_WHAT THE EXERCISE ASKS_
Render every line of the material from its start down to the line containing "- data-label: 273: [209, 267, 247, 293]", inclusive, as a JSON list of strings with one string per line and no blank lines.

########

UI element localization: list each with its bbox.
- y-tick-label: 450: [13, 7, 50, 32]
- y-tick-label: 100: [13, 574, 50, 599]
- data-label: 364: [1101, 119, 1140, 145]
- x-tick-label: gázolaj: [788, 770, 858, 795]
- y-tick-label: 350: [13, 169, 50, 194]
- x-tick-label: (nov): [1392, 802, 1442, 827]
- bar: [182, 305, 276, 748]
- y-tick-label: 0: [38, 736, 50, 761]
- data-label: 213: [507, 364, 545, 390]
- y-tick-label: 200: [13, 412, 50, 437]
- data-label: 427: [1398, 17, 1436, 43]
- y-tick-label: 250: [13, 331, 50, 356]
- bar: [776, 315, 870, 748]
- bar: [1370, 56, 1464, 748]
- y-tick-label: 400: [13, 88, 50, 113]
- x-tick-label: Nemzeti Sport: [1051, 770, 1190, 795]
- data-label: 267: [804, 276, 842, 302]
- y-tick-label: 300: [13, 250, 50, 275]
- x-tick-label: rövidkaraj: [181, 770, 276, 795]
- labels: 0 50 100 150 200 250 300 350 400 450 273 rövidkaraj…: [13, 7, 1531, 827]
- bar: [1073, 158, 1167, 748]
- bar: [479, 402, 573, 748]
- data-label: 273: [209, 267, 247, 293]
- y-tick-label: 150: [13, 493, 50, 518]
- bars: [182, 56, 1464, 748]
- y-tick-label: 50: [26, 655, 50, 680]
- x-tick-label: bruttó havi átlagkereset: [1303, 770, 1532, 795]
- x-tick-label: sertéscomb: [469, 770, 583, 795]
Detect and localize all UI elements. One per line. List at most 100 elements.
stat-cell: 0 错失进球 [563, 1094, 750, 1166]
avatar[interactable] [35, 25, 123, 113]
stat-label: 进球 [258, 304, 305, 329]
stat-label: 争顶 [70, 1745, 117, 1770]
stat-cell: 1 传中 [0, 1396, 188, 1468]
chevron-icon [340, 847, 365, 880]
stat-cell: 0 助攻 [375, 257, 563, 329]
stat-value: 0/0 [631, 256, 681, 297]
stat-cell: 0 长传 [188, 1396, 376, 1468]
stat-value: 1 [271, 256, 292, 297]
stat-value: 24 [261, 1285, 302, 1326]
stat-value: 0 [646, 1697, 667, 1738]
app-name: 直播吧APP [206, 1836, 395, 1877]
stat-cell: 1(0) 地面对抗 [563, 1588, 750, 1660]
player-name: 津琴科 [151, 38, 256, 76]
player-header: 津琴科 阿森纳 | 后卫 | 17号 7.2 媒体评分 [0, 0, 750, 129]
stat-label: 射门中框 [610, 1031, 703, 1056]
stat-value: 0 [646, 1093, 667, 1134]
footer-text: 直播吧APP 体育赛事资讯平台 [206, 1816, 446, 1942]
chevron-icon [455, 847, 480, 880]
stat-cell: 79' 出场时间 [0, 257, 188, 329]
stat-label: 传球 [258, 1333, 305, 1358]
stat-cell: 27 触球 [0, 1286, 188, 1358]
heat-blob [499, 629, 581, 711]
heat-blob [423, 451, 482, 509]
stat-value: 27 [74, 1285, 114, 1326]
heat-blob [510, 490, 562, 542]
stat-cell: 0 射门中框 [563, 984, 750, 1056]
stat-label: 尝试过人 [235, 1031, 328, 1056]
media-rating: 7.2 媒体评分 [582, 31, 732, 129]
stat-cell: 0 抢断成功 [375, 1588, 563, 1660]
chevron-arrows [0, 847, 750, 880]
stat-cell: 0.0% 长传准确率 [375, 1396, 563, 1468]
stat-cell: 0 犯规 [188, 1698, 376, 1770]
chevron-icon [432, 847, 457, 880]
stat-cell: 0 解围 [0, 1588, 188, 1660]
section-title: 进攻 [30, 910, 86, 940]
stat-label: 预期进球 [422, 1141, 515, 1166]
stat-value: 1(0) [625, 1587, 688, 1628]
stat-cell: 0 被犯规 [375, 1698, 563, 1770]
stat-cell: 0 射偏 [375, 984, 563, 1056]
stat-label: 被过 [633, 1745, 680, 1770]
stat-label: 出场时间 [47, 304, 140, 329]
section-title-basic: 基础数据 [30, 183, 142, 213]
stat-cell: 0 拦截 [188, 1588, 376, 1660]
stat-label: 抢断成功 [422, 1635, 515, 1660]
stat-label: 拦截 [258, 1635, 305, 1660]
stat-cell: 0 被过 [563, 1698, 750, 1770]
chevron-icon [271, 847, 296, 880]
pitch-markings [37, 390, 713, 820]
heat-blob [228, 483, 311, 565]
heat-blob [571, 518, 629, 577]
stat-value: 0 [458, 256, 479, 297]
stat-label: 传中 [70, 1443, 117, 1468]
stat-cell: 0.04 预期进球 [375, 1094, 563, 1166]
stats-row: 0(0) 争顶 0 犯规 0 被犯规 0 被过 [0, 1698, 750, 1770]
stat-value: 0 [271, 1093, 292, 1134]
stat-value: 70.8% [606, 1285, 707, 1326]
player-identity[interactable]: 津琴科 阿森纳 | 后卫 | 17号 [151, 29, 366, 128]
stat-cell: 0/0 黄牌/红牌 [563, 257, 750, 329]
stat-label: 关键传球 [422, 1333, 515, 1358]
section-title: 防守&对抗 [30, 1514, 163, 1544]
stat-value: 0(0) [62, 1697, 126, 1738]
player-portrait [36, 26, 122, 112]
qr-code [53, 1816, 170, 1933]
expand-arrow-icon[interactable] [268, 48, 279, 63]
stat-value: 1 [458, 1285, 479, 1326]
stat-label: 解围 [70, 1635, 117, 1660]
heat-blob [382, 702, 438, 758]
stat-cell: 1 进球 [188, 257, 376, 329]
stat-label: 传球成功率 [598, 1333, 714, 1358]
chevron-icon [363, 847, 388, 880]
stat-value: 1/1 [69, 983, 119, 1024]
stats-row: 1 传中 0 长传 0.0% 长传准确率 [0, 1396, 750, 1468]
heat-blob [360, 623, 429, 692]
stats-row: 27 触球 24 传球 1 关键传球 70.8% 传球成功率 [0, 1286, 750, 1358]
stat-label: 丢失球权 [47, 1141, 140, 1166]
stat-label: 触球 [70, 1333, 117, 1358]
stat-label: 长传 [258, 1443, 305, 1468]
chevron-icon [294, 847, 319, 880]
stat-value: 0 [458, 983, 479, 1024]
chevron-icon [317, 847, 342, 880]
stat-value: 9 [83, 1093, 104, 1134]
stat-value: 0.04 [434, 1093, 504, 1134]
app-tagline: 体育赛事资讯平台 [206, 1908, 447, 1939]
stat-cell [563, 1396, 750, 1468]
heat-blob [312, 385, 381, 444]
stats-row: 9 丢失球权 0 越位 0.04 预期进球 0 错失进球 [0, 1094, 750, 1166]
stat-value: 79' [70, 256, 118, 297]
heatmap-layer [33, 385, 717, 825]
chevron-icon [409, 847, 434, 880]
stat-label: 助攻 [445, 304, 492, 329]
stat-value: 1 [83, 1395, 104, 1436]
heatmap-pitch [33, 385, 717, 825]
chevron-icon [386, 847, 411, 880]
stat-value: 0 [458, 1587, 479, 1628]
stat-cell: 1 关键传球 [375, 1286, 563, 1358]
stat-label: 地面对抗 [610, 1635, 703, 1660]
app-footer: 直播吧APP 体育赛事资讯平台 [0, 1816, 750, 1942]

########

_WRITTEN SOLUTION_
[
  "UI element localization: list each with its bbox.",
  "- y-tick-label: 450: [13, 7, 50, 32]",
  "- y-tick-label: 100: [13, 574, 50, 599]",
  "- data-label: 364: [1101, 119, 1140, 145]",
  "- x-tick-label: gázolaj: [788, 770, 858, 795]",
  "- y-tick-label: 350: [13, 169, 50, 194]",
  "- x-tick-label: (nov): [1392, 802, 1442, 827]",
  "- bar: [182, 305, 276, 748]",
  "- y-tick-label: 0: [38, 736, 50, 761]",
  "- data-label: 213: [507, 364, 545, 390]",
  "- y-tick-label: 200: [13, 412, 50, 437]",
  "- data-label: 427: [1398, 17, 1436, 43]",
  "- y-tick-label: 250: [13, 331, 50, 356]",
  "- bar: [776, 315, 870, 748]",
  "- bar: [1370, 56, 1464, 748]",
  "- y-tick-label: 400: [13, 88, 50, 113]",
  "- x-tick-label: Nemzeti Sport: [1051, 770, 1190, 795]",
  "- data-label: 267: [804, 276, 842, 302]",
  "- y-tick-label: 300: [13, 250, 50, 275]",
  "- x-tick-label: rövidkaraj: [181, 770, 276, 795]",
  "- labels: 0 50 100 150 200 250 300 350 400 450 273 rövidkaraj…: [13, 7, 1531, 827]",
  "- bar: [1073, 158, 1167, 748]",
  "- bar: [479, 402, 573, 748]",
  "- data-label: 273: [209, 267, 247, 293]"
]